* _Your instructions_
Pull out each line of the data that includes the word "electronic".

-- Dataset rows start --

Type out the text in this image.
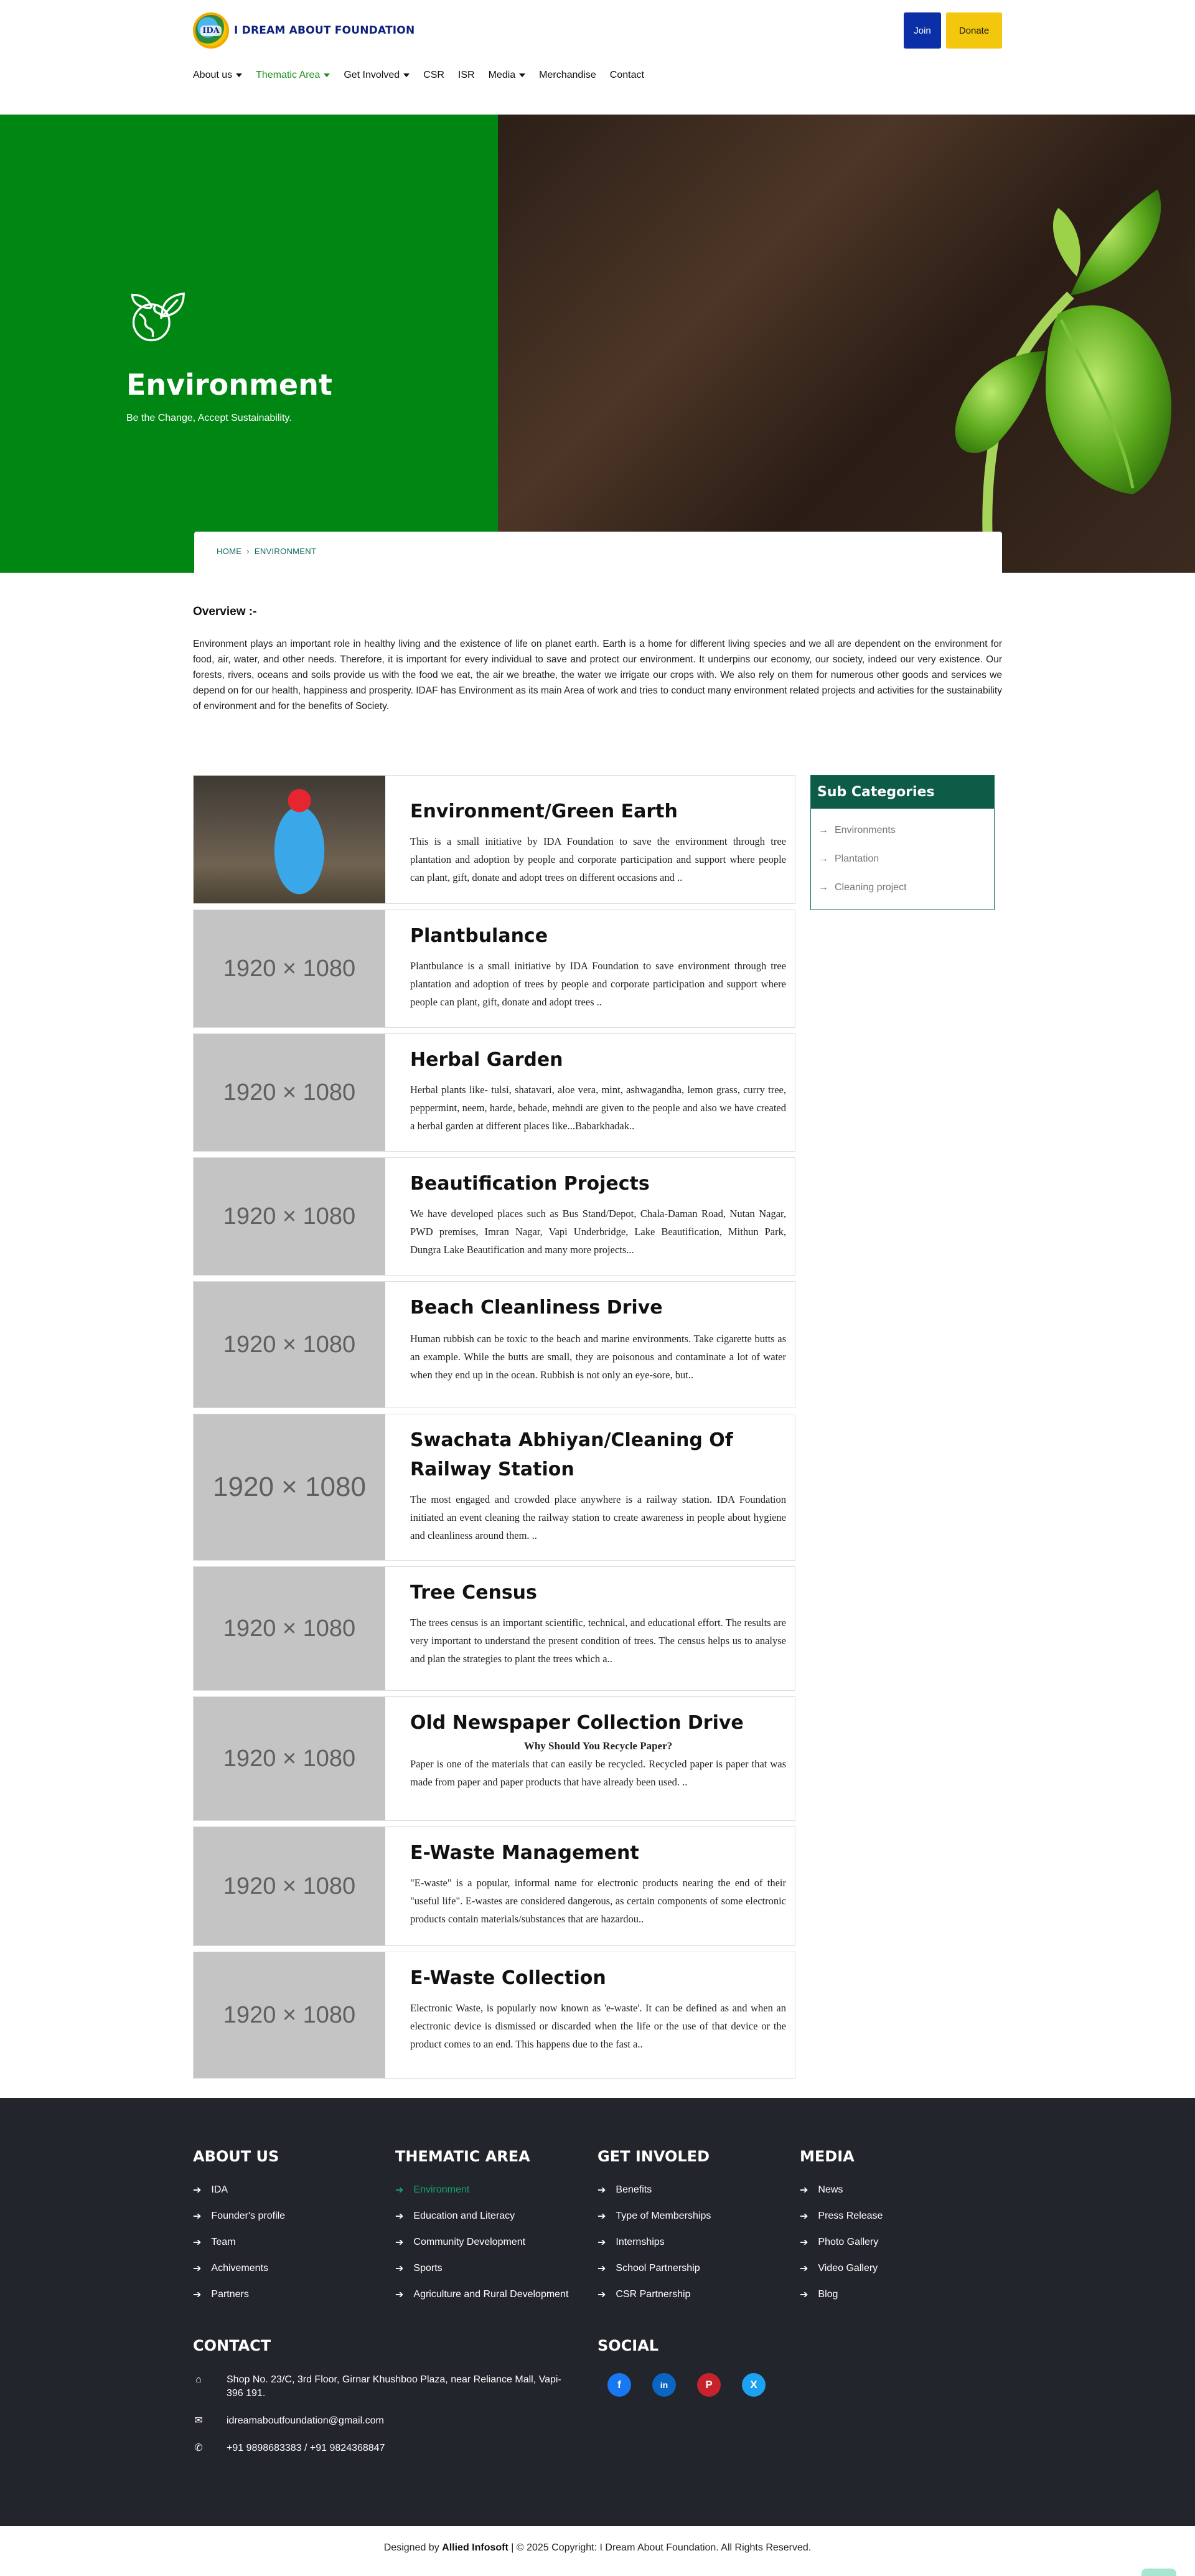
IDA I DREAM ABOUT FOUNDATION	Join	Donate
About us Thematic Area Get Involved CSR ISR Media Merchandise Contact
Environment
Be the Change, Accept Sustainability.
HOME › ENVIRONMENT
Overview :-

Environment plays an important role in healthy living and the existence of life on planet earth. Earth is a home for different living species and we all are dependent on the environment for food, air, water, and other needs. Therefore, it is important for every individual to save and protect our environment. It underpins our economy, our society, indeed our very existence. Our forests, rivers, oceans and soils provide us with the food we eat, the air we breathe, the water we irrigate our crops with. We also rely on them for numerous other goods and services we depend on for our health, happiness and prosperity. IDAF has Environment as its main Area of work and tries to conduct many environment related projects and activities for the sustainability of environment and for the benefits of Society.

Environment/Green Earth
This is a small initiative by IDA Foundation to save the environment through tree plantation and adoption by people and corporate participation and support where people can plant, gift, donate and adopt trees on different occasions and ..
1920 × 1080
Plantbulance
Plantbulance is a small initiative by IDA Foundation to save environment through tree plantation and adoption of trees by people and corporate participation and support where people can plant, gift, donate and adopt trees ..
1920 × 1080
Herbal Garden
Herbal plants like- tulsi, shatavari, aloe vera, mint, ashwagandha, lemon grass, curry tree, peppermint, neem, harde, behade, mehndi are given to the people and also we have created a herbal garden at different places like...Babarkhadak..
1920 × 1080
Beautification Projects
We have developed places such as Bus Stand/Depot, Chala-Daman Road, Nutan Nagar, PWD premises, Imran Nagar, Vapi Underbridge, Lake Beautification, Mithun Park, Dungra Lake Beautification and many more projects...
1920 × 1080
Beach Cleanliness Drive
Human rubbish can be toxic to the beach and marine environments. Take cigarette butts as an example. While the butts are small, they are poisonous and contaminate a lot of water when they end up in the ocean. Rubbish is not only an eye-sore, but..
1920 × 1080
Swachata Abhiyan/Cleaning Of Railway Station
The most engaged and crowded place anywhere is a railway station. IDA Foundation initiated an event cleaning the railway station to create awareness in people about hygiene and cleanliness around them. ..
1920 × 1080
Tree Census
The trees census is an important scientific, technical, and educational effort. The results are very important to understand the present condition of trees. The census helps us to analyse and plan the strategies to plant the trees which a..
1920 × 1080
Old Newspaper Collection Drive
Why Should You Recycle Paper?
Paper is one of the materials that can easily be recycled. Recycled paper is paper that was made from paper and paper products that have already been used. ..
1920 × 1080
E-Waste Management
"E-waste" is a popular, informal name for electronic products nearing the end of their "useful life". E-wastes are considered dangerous, as certain components of some electronic products contain materials/substances that are hazardou..
1920 × 1080
E-Waste Collection
Electronic Waste, is popularly now known as 'e-waste'. It can be defined as and when an electronic device is dismissed or discarded when the life or the use of that device or the product comes to an end. This happens due to the fast a..
Sub Categories
→ Environments
→ Plantation
→ Cleaning project
ABOUT US
➔ IDA
➔ Founder's profile
➔ Team
➔ Achivements
➔ Partners
THEMATIC AREA
➔ Environment
➔ Education and Literacy
➔ Community Development
➔ Sports
➔ Agriculture and Rural Development
GET INVOLED
➔ Benefits
➔ Type of Memberships
➔ Internships
➔ School Partnership
➔ CSR Partnership
MEDIA
➔ News
➔ Press Release
➔ Photo Gallery
➔ Video Gallery
➔ Blog
CONTACT
⌂	Shop No. 23/C, 3rd Floor, Girnar Khushboo Plaza, near Reliance Mall, Vapi-396 191.
✉ idreamaboutfoundation@gmail.com
✆ +91 9898683383 / +91 9824368847
SOCIAL
f	in	P	X
Designed by Allied Infosoft | © 2025 Copyright: I Dream About Foundation. All Rights Reserved.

-- Dataset rows end --

* _Full response_
"E-waste" is a popular, informal name for electronic products nearing the end of their "useful life". E-wastes are considered dangerous, as certain components of some electronic products contain materials/substances that are hazardou..
Electronic Waste, is popularly now known as 'e-waste'. It can be defined as and when an electronic device is dismissed or discarded when the life or the use of that device or the product comes to an end. This happens due to the fast a..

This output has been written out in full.